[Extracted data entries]
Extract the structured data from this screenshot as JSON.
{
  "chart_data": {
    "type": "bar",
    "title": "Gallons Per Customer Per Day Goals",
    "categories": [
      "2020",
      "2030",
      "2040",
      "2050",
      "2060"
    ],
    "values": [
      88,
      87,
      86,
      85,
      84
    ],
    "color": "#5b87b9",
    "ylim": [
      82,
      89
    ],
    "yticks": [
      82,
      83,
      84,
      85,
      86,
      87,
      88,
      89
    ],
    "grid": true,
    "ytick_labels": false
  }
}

EXERCISE REQUIREMENTS -> All of the lines above need to be given again exactly.

REPLY ->
Extract the structured data from this screenshot as JSON.
{
  "chart_data": {
    "type": "bar",
    "title": "Gallons Per Customer Per Day Goals",
    "categories": [
      "2020",
      "2030",
      "2040",
      "2050",
      "2060"
    ],
    "values": [
      88,
      87,
      86,
      85,
      84
    ],
    "color": "#5b87b9",
    "ylim": [
      82,
      89
    ],
    "yticks": [
      82,
      83,
      84,
      85,
      86,
      87,
      88,
      89
    ],
    "grid": true,
    "ytick_labels": false
  }
}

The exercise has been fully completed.